[Lines of data]
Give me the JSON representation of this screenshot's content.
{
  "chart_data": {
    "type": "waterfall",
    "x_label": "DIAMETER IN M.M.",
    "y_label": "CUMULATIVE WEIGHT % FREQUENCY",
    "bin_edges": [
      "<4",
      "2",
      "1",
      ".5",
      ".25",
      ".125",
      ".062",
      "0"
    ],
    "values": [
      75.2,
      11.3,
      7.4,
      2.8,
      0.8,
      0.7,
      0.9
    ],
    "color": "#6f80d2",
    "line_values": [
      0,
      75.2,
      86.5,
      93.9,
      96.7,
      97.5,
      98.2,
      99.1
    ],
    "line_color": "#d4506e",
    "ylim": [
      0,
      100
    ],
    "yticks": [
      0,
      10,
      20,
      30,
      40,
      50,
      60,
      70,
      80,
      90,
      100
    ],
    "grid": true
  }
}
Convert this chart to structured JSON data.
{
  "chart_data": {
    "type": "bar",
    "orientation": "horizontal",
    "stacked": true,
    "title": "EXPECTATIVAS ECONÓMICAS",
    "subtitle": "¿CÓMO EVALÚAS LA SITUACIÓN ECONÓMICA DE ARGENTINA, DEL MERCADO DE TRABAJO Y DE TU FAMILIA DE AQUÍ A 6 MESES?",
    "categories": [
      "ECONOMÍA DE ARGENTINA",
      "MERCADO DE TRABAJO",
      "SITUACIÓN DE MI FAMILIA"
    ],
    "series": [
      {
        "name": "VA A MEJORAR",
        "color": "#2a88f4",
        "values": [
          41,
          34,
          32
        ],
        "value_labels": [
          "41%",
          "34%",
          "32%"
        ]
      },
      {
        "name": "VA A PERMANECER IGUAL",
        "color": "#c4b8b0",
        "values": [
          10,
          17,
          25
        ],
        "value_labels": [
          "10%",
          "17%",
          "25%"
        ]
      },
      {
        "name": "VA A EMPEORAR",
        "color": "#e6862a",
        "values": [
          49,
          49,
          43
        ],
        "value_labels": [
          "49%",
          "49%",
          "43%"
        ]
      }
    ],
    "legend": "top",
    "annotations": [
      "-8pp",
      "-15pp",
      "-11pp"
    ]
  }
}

▶ _Written exercise_
Every record above must be duplicated exactly.

▶ _Solution for this exercise_
Give me the JSON representation of this screenshot's content.
{
  "chart_data": {
    "type": "waterfall",
    "x_label": "DIAMETER IN M.M.",
    "y_label": "CUMULATIVE WEIGHT % FREQUENCY",
    "bin_edges": [
      "<4",
      "2",
      "1",
      ".5",
      ".25",
      ".125",
      ".062",
      "0"
    ],
    "values": [
      75.2,
      11.3,
      7.4,
      2.8,
      0.8,
      0.7,
      0.9
    ],
    "color": "#6f80d2",
    "line_values": [
      0,
      75.2,
      86.5,
      93.9,
      96.7,
      97.5,
      98.2,
      99.1
    ],
    "line_color": "#d4506e",
    "ylim": [
      0,
      100
    ],
    "yticks": [
      0,
      10,
      20,
      30,
      40,
      50,
      60,
      70,
      80,
      90,
      100
    ],
    "grid": true
  }
}
Convert this chart to structured JSON data.
{
  "chart_data": {
    "type": "bar",
    "orientation": "horizontal",
    "stacked": true,
    "title": "EXPECTATIVAS ECONÓMICAS",
    "subtitle": "¿CÓMO EVALÚAS LA SITUACIÓN ECONÓMICA DE ARGENTINA, DEL MERCADO DE TRABAJO Y DE TU FAMILIA DE AQUÍ A 6 MESES?",
    "categories": [
      "ECONOMÍA DE ARGENTINA",
      "MERCADO DE TRABAJO",
      "SITUACIÓN DE MI FAMILIA"
    ],
    "series": [
      {
        "name": "VA A MEJORAR",
        "color": "#2a88f4",
        "values": [
          41,
          34,
          32
        ],
        "value_labels": [
          "41%",
          "34%",
          "32%"
        ]
      },
      {
        "name": "VA A PERMANECER IGUAL",
        "color": "#c4b8b0",
        "values": [
          10,
          17,
          25
        ],
        "value_labels": [
          "10%",
          "17%",
          "25%"
        ]
      },
      {
        "name": "VA A EMPEORAR",
        "color": "#e6862a",
        "values": [
          49,
          49,
          43
        ],
        "value_labels": [
          "49%",
          "49%",
          "43%"
        ]
      }
    ],
    "legend": "top",
    "annotations": [
      "-8pp",
      "-15pp",
      "-11pp"
    ]
  }
}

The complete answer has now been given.